Problem requirements: Say how many lines include "away", with no words around the number.
-- Start Working data --
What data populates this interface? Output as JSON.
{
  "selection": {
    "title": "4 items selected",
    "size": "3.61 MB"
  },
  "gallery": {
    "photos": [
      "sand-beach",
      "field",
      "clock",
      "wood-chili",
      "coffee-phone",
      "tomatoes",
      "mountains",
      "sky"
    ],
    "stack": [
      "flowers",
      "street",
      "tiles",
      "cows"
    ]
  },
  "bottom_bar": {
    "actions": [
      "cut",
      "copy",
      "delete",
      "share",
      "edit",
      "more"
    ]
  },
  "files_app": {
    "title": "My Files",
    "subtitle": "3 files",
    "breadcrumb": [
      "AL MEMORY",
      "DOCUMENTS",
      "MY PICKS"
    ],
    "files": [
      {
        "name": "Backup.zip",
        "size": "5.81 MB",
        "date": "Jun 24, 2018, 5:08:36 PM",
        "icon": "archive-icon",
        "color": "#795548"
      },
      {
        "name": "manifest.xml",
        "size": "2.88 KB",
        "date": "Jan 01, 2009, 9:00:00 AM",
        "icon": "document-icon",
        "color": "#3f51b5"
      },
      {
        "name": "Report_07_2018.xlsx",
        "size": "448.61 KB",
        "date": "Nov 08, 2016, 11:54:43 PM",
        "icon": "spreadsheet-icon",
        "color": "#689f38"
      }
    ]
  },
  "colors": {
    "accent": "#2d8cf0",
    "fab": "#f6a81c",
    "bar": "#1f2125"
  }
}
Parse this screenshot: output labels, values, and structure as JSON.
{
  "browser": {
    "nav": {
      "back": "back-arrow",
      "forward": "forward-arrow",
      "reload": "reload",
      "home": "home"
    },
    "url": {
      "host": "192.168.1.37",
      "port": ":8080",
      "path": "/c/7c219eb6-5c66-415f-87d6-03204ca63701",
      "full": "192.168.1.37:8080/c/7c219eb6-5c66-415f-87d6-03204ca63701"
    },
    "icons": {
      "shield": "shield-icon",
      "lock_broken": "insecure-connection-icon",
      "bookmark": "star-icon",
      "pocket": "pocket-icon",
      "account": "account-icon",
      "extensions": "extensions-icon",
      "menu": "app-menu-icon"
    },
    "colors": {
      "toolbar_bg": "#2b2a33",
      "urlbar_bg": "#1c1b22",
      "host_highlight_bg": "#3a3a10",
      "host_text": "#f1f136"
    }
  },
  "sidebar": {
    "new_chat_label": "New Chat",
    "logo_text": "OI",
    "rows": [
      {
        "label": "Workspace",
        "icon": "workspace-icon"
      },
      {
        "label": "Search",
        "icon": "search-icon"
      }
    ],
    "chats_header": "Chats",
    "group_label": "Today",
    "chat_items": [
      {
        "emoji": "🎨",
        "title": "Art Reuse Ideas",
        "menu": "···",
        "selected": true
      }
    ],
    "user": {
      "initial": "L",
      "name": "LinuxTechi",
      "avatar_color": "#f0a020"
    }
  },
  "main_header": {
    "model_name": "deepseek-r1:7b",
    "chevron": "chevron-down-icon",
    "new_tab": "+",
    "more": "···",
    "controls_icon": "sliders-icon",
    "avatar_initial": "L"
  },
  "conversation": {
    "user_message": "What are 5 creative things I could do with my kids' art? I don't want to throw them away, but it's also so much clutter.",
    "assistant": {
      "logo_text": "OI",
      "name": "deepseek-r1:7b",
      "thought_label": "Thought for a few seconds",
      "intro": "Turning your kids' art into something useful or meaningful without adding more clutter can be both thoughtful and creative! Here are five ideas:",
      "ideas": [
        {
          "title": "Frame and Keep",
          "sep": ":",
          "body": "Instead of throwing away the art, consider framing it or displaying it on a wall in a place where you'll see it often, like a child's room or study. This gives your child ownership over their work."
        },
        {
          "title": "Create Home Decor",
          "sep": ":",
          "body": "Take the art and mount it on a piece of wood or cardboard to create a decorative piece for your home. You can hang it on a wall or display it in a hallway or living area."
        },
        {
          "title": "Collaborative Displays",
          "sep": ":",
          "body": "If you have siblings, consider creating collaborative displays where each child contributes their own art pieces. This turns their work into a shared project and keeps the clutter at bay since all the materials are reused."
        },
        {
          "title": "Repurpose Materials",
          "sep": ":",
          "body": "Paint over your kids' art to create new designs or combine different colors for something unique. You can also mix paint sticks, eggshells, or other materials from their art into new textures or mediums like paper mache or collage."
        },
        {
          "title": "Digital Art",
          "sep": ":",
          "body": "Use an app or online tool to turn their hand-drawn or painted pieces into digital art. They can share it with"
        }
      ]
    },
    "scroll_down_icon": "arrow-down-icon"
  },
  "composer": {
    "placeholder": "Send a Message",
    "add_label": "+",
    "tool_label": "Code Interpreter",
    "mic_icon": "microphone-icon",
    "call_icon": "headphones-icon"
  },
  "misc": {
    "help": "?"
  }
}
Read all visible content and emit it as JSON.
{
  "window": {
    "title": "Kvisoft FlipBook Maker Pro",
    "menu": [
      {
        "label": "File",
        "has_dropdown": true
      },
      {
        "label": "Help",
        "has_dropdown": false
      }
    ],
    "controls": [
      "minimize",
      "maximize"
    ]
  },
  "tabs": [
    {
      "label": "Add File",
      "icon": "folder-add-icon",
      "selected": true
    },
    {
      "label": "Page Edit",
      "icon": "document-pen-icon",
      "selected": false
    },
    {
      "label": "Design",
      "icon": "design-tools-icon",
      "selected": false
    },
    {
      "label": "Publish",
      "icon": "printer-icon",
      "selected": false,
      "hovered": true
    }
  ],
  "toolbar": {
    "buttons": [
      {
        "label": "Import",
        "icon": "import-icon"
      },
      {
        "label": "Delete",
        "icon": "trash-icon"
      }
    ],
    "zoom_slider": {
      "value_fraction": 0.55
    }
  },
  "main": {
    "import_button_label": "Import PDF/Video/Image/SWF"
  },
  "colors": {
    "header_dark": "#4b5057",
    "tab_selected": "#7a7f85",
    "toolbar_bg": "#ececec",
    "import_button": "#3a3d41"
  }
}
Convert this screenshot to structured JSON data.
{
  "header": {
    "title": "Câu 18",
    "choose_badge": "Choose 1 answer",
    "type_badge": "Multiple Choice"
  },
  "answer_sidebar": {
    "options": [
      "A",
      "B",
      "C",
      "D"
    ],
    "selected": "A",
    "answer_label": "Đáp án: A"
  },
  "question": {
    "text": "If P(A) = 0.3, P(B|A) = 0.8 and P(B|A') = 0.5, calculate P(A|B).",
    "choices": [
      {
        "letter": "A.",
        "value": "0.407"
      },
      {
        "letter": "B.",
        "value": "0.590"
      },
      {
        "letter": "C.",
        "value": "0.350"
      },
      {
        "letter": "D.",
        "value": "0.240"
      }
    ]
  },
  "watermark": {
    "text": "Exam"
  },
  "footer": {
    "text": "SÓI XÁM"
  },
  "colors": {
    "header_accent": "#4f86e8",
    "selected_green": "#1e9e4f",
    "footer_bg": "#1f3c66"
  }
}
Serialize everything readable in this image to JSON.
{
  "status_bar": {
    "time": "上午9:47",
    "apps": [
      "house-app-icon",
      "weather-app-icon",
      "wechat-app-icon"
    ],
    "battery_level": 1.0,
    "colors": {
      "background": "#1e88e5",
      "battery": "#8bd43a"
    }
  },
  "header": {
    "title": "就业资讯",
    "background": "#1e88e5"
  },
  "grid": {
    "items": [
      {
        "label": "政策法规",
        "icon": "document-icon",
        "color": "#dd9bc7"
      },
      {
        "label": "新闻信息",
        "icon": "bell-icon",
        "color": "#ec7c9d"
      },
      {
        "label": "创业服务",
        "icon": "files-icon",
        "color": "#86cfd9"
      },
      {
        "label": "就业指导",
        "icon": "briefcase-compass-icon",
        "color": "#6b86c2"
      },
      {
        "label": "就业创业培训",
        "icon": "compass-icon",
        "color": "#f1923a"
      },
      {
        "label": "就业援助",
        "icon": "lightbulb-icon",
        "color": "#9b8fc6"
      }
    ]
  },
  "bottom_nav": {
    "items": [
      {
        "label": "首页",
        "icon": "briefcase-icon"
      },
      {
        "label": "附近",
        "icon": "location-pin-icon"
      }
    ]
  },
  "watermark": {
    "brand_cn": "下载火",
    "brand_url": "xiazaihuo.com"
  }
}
-- End Working data --
Exercise output: 2